EXERCISE:
Return the records that follow, matching each one exactly.

MATERIAL PROVIDED:
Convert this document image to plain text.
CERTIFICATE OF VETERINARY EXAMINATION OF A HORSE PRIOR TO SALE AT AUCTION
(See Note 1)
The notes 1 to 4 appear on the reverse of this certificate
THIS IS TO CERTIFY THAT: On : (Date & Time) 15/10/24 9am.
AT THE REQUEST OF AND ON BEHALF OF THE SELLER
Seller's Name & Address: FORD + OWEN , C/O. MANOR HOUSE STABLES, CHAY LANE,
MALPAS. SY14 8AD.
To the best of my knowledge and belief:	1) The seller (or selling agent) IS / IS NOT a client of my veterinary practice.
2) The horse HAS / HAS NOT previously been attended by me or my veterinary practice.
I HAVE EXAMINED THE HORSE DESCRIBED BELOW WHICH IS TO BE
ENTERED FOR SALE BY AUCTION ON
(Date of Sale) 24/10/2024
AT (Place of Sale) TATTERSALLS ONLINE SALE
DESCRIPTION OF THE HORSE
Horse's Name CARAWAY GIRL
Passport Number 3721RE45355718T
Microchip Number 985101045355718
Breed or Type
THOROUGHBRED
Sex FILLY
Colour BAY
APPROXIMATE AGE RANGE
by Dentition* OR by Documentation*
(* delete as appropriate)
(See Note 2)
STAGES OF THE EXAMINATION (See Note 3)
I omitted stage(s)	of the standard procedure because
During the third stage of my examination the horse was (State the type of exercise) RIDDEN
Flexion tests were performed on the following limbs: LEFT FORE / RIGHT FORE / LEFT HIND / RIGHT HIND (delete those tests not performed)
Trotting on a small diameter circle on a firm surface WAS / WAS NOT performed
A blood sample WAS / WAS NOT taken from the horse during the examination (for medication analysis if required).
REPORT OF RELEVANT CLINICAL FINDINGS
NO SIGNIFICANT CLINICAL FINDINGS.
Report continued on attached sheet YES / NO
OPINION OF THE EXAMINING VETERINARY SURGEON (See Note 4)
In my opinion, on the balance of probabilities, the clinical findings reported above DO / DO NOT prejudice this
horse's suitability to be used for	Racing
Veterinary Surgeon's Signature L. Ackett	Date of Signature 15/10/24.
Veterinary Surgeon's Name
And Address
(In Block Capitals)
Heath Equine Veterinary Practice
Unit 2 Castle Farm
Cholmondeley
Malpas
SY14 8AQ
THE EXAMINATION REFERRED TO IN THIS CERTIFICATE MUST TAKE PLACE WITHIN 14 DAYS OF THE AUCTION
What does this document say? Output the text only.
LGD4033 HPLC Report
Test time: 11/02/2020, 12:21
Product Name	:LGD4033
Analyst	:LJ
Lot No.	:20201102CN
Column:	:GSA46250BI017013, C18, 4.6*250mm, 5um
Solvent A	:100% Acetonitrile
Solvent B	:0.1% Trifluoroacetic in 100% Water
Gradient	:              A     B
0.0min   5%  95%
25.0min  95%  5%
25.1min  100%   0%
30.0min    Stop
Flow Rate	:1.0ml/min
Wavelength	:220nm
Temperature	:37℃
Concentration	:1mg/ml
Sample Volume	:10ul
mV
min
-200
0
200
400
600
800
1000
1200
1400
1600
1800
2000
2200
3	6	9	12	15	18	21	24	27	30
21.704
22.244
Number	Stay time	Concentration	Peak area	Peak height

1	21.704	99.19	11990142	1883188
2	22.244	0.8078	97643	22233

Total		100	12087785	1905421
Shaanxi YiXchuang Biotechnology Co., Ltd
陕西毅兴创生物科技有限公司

THE OUTPUT:
Convert this document image to plain text.
CERTIFICATE OF VETERINARY EXAMINATION OF A HORSE PRIOR TO SALE AT AUCTION
(See Note 1)
The notes 1 to 4 appear on the reverse of this certificate
THIS IS TO CERTIFY THAT: On : (Date & Time) 15/10/24 9am.
AT THE REQUEST OF AND ON BEHALF OF THE SELLER
Seller's Name & Address: FORD + OWEN , C/O. MANOR HOUSE STABLES, CHAY LANE,
MALPAS. SY14 8AD.
To the best of my knowledge and belief:	1) The seller (or selling agent) IS / IS NOT a client of my veterinary practice.
2) The horse HAS / HAS NOT previously been attended by me or my veterinary practice.
I HAVE EXAMINED THE HORSE DESCRIBED BELOW WHICH IS TO BE
ENTERED FOR SALE BY AUCTION ON
(Date of Sale) 24/10/2024
AT (Place of Sale) TATTERSALLS ONLINE SALE
DESCRIPTION OF THE HORSE
Horse's Name CARAWAY GIRL
Passport Number 3721RE45355718T
Microchip Number 985101045355718
Breed or Type
THOROUGHBRED
Sex FILLY
Colour BAY
APPROXIMATE AGE RANGE
by Dentition* OR by Documentation*
(* delete as appropriate)
(See Note 2)
STAGES OF THE EXAMINATION (See Note 3)
I omitted stage(s)	of the standard procedure because
During the third stage of my examination the horse was (State the type of exercise) RIDDEN
Flexion tests were performed on the following limbs: LEFT FORE / RIGHT FORE / LEFT HIND / RIGHT HIND (delete those tests not performed)
Trotting on a small diameter circle on a firm surface WAS / WAS NOT performed
A blood sample WAS / WAS NOT taken from the horse during the examination (for medication analysis if required).
REPORT OF RELEVANT CLINICAL FINDINGS
NO SIGNIFICANT CLINICAL FINDINGS.
Report continued on attached sheet YES / NO
OPINION OF THE EXAMINING VETERINARY SURGEON (See Note 4)
In my opinion, on the balance of probabilities, the clinical findings reported above DO / DO NOT prejudice this
horse's suitability to be used for	Racing
Veterinary Surgeon's Signature L. Ackett	Date of Signature 15/10/24.
Veterinary Surgeon's Name
And Address
(In Block Capitals)
Heath Equine Veterinary Practice
Unit 2 Castle Farm
Cholmondeley
Malpas
SY14 8AQ
THE EXAMINATION REFERRED TO IN THIS CERTIFICATE MUST TAKE PLACE WITHIN 14 DAYS OF THE AUCTION
What does this document say? Output the text only.
LGD4033 HPLC Report
Test time: 11/02/2020, 12:21
Product Name	:LGD4033
Analyst	:LJ
Lot No.	:20201102CN
Column:	:GSA46250BI017013, C18, 4.6*250mm, 5um
Solvent A	:100% Acetonitrile
Solvent B	:0.1% Trifluoroacetic in 100% Water
Gradient	:              A     B
0.0min   5%  95%
25.0min  95%  5%
25.1min  100%   0%
30.0min    Stop
Flow Rate	:1.0ml/min
Wavelength	:220nm
Temperature	:37℃
Concentration	:1mg/ml
Sample Volume	:10ul
mV
min
-200
0
200
400
600
800
1000
1200
1400
1600
1800
2000
2200
3	6	9	12	15	18	21	24	27	30
21.704
22.244
Number	Stay time	Concentration	Peak area	Peak height

1	21.704	99.19	11990142	1883188
2	22.244	0.8078	97643	22233

Total		100	12087785	1905421
Shaanxi YiXchuang Biotechnology Co., Ltd
陕西毅兴创生物科技有限公司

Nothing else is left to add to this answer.